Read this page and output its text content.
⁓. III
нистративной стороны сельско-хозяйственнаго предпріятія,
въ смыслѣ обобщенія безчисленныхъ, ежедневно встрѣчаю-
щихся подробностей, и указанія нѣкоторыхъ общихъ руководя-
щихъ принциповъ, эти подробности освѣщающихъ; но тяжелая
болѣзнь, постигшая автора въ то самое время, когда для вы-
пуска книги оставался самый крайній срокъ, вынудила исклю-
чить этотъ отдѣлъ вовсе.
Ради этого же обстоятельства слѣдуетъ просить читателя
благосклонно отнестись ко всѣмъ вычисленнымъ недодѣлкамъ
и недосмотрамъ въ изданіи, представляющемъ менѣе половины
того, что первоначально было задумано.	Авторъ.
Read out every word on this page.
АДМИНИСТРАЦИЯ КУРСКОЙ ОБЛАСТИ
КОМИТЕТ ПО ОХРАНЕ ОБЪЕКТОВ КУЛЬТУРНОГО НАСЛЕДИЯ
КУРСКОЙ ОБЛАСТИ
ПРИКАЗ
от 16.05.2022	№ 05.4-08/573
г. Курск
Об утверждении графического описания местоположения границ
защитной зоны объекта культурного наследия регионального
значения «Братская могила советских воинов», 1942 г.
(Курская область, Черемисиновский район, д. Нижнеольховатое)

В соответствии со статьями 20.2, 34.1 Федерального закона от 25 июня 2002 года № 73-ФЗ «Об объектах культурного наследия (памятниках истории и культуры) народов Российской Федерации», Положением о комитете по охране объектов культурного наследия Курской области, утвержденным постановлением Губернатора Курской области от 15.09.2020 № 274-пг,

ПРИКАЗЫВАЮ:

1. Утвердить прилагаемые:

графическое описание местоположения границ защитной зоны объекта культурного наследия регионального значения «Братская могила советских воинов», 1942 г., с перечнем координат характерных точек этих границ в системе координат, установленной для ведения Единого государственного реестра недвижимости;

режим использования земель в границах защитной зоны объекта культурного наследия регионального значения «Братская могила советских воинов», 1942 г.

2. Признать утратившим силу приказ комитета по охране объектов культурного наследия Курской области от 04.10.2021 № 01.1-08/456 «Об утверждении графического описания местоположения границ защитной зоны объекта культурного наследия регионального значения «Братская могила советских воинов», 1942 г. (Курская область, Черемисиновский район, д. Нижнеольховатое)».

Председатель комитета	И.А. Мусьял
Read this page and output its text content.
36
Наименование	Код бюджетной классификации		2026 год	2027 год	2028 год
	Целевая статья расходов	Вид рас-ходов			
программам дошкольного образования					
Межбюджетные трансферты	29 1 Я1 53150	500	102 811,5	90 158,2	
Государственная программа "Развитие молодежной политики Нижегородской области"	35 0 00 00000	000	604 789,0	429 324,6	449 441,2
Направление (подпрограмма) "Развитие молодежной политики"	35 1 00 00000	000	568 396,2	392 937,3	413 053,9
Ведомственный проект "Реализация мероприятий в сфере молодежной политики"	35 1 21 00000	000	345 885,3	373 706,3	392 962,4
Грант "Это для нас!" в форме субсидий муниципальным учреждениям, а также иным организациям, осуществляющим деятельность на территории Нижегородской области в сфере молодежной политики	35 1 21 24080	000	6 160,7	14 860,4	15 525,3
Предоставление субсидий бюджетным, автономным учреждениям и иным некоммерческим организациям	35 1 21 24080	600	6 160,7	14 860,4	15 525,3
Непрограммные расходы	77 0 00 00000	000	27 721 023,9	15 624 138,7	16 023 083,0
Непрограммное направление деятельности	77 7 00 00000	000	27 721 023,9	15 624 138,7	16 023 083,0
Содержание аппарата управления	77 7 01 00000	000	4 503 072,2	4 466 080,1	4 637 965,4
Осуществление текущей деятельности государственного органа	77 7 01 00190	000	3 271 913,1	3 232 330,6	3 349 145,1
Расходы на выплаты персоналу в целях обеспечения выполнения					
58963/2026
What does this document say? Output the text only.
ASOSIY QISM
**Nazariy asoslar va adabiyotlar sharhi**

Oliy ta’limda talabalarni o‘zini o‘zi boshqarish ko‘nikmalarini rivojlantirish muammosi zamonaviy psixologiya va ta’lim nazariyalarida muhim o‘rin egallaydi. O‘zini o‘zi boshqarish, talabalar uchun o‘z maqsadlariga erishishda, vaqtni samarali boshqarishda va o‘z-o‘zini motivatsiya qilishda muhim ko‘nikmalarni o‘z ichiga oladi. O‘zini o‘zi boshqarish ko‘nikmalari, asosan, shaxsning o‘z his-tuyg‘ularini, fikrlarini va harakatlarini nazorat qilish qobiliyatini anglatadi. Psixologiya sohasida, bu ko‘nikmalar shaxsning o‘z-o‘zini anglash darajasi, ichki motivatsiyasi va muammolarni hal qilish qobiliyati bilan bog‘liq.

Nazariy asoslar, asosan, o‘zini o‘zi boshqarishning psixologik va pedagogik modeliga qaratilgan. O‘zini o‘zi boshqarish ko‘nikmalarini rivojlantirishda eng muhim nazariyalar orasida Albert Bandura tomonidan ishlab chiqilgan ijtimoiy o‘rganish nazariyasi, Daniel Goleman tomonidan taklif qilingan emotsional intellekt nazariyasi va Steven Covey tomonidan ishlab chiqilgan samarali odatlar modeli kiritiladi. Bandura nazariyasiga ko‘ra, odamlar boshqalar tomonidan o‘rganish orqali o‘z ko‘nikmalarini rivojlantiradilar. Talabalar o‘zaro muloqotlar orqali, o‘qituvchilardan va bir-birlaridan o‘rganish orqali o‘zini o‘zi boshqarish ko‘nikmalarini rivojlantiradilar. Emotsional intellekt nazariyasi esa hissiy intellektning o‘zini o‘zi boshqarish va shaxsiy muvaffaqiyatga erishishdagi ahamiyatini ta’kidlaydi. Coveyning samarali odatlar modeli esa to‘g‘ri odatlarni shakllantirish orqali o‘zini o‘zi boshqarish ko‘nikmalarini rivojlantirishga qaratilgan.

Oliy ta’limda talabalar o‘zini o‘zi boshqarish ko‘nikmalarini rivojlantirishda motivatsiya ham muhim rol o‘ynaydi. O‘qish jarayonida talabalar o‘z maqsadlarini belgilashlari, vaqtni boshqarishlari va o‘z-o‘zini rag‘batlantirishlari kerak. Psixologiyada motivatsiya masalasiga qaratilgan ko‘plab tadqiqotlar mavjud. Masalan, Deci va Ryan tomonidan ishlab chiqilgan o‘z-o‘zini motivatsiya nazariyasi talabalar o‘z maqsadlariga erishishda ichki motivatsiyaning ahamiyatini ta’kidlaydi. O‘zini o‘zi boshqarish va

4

TASK TO COMPLETE
Each line of the listing should be echoed back exactly.

EXERCISE SOLUTION
Read this page and output its text content.
⁓. III
нистративной стороны сельско-хозяйственнаго предпріятія,
въ смыслѣ обобщенія безчисленныхъ, ежедневно встрѣчаю-
щихся подробностей, и указанія нѣкоторыхъ общихъ руководя-
щихъ принциповъ, эти подробности освѣщающихъ; но тяжелая
болѣзнь, постигшая автора въ то самое время, когда для вы-
пуска книги оставался самый крайній срокъ, вынудила исклю-
чить этотъ отдѣлъ вовсе.
Ради этого же обстоятельства слѣдуетъ просить читателя
благосклонно отнестись ко всѣмъ вычисленнымъ недодѣлкамъ
и недосмотрамъ въ изданіи, представляющемъ менѣе половины
того, что первоначально было задумано.	Авторъ.
Read out every word on this page.
АДМИНИСТРАЦИЯ КУРСКОЙ ОБЛАСТИ
КОМИТЕТ ПО ОХРАНЕ ОБЪЕКТОВ КУЛЬТУРНОГО НАСЛЕДИЯ
КУРСКОЙ ОБЛАСТИ
ПРИКАЗ
от 16.05.2022	№ 05.4-08/573
г. Курск
Об утверждении графического описания местоположения границ
защитной зоны объекта культурного наследия регионального
значения «Братская могила советских воинов», 1942 г.
(Курская область, Черемисиновский район, д. Нижнеольховатое)

В соответствии со статьями 20.2, 34.1 Федерального закона от 25 июня 2002 года № 73-ФЗ «Об объектах культурного наследия (памятниках истории и культуры) народов Российской Федерации», Положением о комитете по охране объектов культурного наследия Курской области, утвержденным постановлением Губернатора Курской области от 15.09.2020 № 274-пг,

ПРИКАЗЫВАЮ:

1. Утвердить прилагаемые:

графическое описание местоположения границ защитной зоны объекта культурного наследия регионального значения «Братская могила советских воинов», 1942 г., с перечнем координат характерных точек этих границ в системе координат, установленной для ведения Единого государственного реестра недвижимости;

режим использования земель в границах защитной зоны объекта культурного наследия регионального значения «Братская могила советских воинов», 1942 г.

2. Признать утратившим силу приказ комитета по охране объектов культурного наследия Курской области от 04.10.2021 № 01.1-08/456 «Об утверждении графического описания местоположения границ защитной зоны объекта культурного наследия регионального значения «Братская могила советских воинов», 1942 г. (Курская область, Черемисиновский район, д. Нижнеольховатое)».

Председатель комитета	И.А. Мусьял
Read this page and output its text content.
36
Наименование	Код бюджетной классификации		2026 год	2027 год	2028 год
	Целевая статья расходов	Вид рас-ходов			
программам дошкольного образования					
Межбюджетные трансферты	29 1 Я1 53150	500	102 811,5	90 158,2	
Государственная программа "Развитие молодежной политики Нижегородской области"	35 0 00 00000	000	604 789,0	429 324,6	449 441,2
Направление (подпрограмма) "Развитие молодежной политики"	35 1 00 00000	000	568 396,2	392 937,3	413 053,9
Ведомственный проект "Реализация мероприятий в сфере молодежной политики"	35 1 21 00000	000	345 885,3	373 706,3	392 962,4
Грант "Это для нас!" в форме субсидий муниципальным учреждениям, а также иным организациям, осуществляющим деятельность на территории Нижегородской области в сфере молодежной политики	35 1 21 24080	000	6 160,7	14 860,4	15 525,3
Предоставление субсидий бюджетным, автономным учреждениям и иным некоммерческим организациям	35 1 21 24080	600	6 160,7	14 860,4	15 525,3
Непрограммные расходы	77 0 00 00000	000	27 721 023,9	15 624 138,7	16 023 083,0
Непрограммное направление деятельности	77 7 00 00000	000	27 721 023,9	15 624 138,7	16 023 083,0
Содержание аппарата управления	77 7 01 00000	000	4 503 072,2	4 466 080,1	4 637 965,4
Осуществление текущей деятельности государственного органа	77 7 01 00190	000	3 271 913,1	3 232 330,6	3 349 145,1
Расходы на выплаты персоналу в целях обеспечения выполнения					
58963/2026
What does this document say? Output the text only.
ASOSIY QISM
**Nazariy asoslar va adabiyotlar sharhi**

Oliy ta’limda talabalarni o‘zini o‘zi boshqarish ko‘nikmalarini rivojlantirish muammosi zamonaviy psixologiya va ta’lim nazariyalarida muhim o‘rin egallaydi. O‘zini o‘zi boshqarish, talabalar uchun o‘z maqsadlariga erishishda, vaqtni samarali boshqarishda va o‘z-o‘zini motivatsiya qilishda muhim ko‘nikmalarni o‘z ichiga oladi. O‘zini o‘zi boshqarish ko‘nikmalari, asosan, shaxsning o‘z his-tuyg‘ularini, fikrlarini va harakatlarini nazorat qilish qobiliyatini anglatadi. Psixologiya sohasida, bu ko‘nikmalar shaxsning o‘z-o‘zini anglash darajasi, ichki motivatsiyasi va muammolarni hal qilish qobiliyati bilan bog‘liq.

Nazariy asoslar, asosan, o‘zini o‘zi boshqarishning psixologik va pedagogik modeliga qaratilgan. O‘zini o‘zi boshqarish ko‘nikmalarini rivojlantirishda eng muhim nazariyalar orasida Albert Bandura tomonidan ishlab chiqilgan ijtimoiy o‘rganish nazariyasi, Daniel Goleman tomonidan taklif qilingan emotsional intellekt nazariyasi va Steven Covey tomonidan ishlab chiqilgan samarali odatlar modeli kiritiladi. Bandura nazariyasiga ko‘ra, odamlar boshqalar tomonidan o‘rganish orqali o‘z ko‘nikmalarini rivojlantiradilar. Talabalar o‘zaro muloqotlar orqali, o‘qituvchilardan va bir-birlaridan o‘rganish orqali o‘zini o‘zi boshqarish ko‘nikmalarini rivojlantiradilar. Emotsional intellekt nazariyasi esa hissiy intellektning o‘zini o‘zi boshqarish va shaxsiy muvaffaqiyatga erishishdagi ahamiyatini ta’kidlaydi. Coveyning samarali odatlar modeli esa to‘g‘ri odatlarni shakllantirish orqali o‘zini o‘zi boshqarish ko‘nikmalarini rivojlantirishga qaratilgan.

Oliy ta’limda talabalar o‘zini o‘zi boshqarish ko‘nikmalarini rivojlantirishda motivatsiya ham muhim rol o‘ynaydi. O‘qish jarayonida talabalar o‘z maqsadlarini belgilashlari, vaqtni boshqarishlari va o‘z-o‘zini rag‘batlantirishlari kerak. Psixologiyada motivatsiya masalasiga qaratilgan ko‘plab tadqiqotlar mavjud. Masalan, Deci va Ryan tomonidan ishlab chiqilgan o‘z-o‘zini motivatsiya nazariyasi talabalar o‘z maqsadlariga erishishda ichki motivatsiyaning ahamiyatini ta’kidlaydi. O‘zini o‘zi boshqarish va

4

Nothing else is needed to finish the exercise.